[Dataset records]

■ ■ ■

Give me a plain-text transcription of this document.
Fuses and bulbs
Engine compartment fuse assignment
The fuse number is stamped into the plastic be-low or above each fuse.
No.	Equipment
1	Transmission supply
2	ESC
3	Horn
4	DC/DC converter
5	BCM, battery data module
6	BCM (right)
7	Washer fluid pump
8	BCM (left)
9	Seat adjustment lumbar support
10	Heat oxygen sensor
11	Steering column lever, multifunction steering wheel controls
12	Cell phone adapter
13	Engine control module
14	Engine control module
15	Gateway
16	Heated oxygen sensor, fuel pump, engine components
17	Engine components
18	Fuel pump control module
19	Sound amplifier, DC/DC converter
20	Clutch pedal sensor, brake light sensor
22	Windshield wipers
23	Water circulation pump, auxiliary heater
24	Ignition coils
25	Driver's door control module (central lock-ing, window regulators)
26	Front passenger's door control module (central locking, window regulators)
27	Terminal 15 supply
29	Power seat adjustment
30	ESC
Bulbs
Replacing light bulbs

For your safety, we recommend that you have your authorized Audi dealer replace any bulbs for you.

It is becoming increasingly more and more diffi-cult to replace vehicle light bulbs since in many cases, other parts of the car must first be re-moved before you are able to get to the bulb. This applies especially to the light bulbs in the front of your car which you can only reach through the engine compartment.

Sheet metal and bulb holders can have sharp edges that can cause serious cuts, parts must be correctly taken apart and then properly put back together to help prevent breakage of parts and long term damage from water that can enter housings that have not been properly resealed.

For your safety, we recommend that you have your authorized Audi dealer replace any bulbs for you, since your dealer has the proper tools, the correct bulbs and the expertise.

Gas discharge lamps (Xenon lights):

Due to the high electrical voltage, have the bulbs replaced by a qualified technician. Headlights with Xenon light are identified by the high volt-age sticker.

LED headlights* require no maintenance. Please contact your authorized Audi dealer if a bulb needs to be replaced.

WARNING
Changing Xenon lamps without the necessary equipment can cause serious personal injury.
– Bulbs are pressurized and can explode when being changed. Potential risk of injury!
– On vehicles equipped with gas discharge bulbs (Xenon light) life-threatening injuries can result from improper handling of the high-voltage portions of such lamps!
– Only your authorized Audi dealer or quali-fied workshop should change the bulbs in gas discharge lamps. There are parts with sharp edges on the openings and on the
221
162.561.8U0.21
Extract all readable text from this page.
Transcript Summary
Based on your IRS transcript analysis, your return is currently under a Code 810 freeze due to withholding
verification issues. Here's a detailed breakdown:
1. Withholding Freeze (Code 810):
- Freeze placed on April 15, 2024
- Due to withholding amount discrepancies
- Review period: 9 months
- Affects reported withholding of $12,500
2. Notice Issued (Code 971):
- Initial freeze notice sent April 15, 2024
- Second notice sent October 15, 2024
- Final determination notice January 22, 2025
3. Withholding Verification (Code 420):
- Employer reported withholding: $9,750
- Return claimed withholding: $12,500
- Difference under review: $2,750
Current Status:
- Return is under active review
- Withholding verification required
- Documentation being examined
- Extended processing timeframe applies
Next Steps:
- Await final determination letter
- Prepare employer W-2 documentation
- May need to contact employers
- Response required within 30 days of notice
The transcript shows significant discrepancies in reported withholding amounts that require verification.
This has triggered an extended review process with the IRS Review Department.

■ ■ ■

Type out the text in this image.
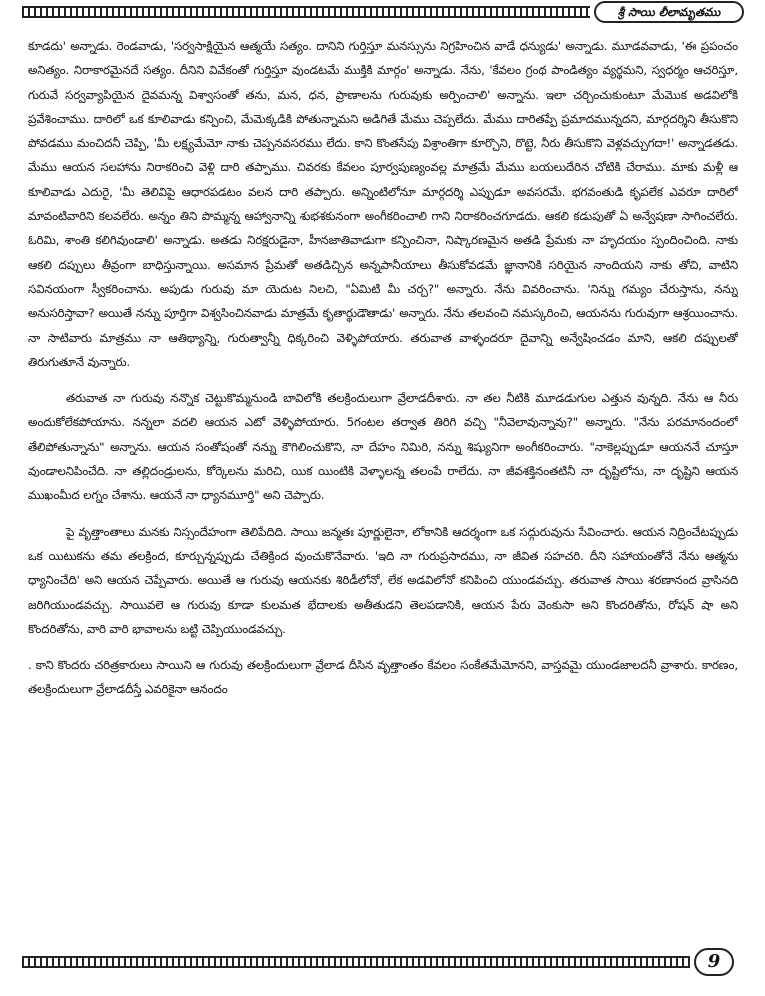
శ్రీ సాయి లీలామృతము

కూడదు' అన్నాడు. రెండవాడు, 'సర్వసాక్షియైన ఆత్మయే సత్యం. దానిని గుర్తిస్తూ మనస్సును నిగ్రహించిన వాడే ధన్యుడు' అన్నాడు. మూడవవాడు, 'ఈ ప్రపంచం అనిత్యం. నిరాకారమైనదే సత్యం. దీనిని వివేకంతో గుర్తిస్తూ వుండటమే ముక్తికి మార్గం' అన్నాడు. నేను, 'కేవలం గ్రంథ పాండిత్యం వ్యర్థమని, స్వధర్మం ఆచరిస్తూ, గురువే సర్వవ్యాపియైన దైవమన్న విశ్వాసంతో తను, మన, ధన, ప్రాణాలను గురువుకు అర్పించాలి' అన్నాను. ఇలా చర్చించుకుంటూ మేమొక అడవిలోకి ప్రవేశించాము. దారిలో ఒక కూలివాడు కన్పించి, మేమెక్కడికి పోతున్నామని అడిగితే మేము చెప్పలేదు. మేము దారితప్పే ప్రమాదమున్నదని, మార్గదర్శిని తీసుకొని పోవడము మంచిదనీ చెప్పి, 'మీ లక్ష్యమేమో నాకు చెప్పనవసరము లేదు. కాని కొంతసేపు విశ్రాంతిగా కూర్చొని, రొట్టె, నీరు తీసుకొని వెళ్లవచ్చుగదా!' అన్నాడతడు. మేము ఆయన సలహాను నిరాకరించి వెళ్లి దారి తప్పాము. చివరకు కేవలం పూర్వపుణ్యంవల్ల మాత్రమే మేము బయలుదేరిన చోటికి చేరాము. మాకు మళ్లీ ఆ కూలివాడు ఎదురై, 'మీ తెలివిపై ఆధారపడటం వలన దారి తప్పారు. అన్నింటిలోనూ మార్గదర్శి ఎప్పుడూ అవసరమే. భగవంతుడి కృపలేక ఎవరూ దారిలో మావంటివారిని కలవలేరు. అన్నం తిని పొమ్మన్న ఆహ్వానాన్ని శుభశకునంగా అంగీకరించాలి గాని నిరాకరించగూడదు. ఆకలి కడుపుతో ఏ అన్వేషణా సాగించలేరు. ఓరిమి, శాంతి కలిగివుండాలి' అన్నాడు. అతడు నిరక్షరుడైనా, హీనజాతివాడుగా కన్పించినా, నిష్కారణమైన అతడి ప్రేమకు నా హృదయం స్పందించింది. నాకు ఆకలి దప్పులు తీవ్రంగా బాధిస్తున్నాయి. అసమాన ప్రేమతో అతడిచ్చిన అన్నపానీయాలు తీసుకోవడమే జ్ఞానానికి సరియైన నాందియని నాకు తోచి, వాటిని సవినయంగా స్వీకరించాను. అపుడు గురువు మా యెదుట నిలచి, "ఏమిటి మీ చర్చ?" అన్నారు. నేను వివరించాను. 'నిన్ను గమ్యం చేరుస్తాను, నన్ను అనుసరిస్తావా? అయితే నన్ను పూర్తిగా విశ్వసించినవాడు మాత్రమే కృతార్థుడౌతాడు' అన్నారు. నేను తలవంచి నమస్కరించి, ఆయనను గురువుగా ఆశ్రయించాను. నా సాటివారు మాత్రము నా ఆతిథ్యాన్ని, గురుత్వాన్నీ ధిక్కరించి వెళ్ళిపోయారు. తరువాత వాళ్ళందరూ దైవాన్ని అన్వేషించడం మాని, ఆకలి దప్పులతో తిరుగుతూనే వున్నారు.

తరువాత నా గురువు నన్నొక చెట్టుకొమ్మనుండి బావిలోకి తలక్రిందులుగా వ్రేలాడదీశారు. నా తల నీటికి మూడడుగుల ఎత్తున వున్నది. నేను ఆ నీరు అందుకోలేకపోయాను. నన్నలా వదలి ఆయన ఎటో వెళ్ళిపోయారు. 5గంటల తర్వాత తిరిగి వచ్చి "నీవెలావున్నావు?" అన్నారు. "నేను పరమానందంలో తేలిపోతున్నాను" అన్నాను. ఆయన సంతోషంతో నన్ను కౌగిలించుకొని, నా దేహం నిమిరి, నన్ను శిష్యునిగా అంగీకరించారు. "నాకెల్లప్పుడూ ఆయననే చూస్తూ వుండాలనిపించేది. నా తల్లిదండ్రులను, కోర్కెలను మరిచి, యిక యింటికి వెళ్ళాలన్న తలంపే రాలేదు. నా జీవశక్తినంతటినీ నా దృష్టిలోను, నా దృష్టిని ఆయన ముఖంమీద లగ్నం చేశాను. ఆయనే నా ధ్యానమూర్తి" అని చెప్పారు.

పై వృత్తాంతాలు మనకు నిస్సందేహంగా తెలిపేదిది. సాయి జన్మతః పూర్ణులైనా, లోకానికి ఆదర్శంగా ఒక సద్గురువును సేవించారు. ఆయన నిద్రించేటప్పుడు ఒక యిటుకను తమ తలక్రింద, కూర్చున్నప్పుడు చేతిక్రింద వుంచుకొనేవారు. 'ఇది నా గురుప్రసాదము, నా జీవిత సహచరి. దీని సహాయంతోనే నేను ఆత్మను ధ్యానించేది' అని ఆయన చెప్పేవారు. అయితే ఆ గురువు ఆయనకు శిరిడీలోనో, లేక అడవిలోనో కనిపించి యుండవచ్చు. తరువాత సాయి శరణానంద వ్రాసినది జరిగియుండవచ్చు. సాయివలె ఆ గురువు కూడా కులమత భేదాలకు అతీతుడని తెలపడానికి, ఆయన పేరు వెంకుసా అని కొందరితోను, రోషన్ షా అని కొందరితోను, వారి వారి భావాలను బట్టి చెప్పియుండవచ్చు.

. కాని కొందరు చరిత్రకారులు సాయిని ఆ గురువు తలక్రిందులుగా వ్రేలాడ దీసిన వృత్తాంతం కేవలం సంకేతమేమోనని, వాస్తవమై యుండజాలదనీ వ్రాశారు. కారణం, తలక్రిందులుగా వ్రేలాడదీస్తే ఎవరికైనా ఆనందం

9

■ ■ ■

> SHORT PROBLEM: Which lines hold the string "contact"? Copy all of them from the data above.

> SOLUTION FOR THIS PROBLEM:
LED headlights* require no maintenance. Please contact your authorized Audi dealer if a bulb needs to be replaced.
- May need to contact employers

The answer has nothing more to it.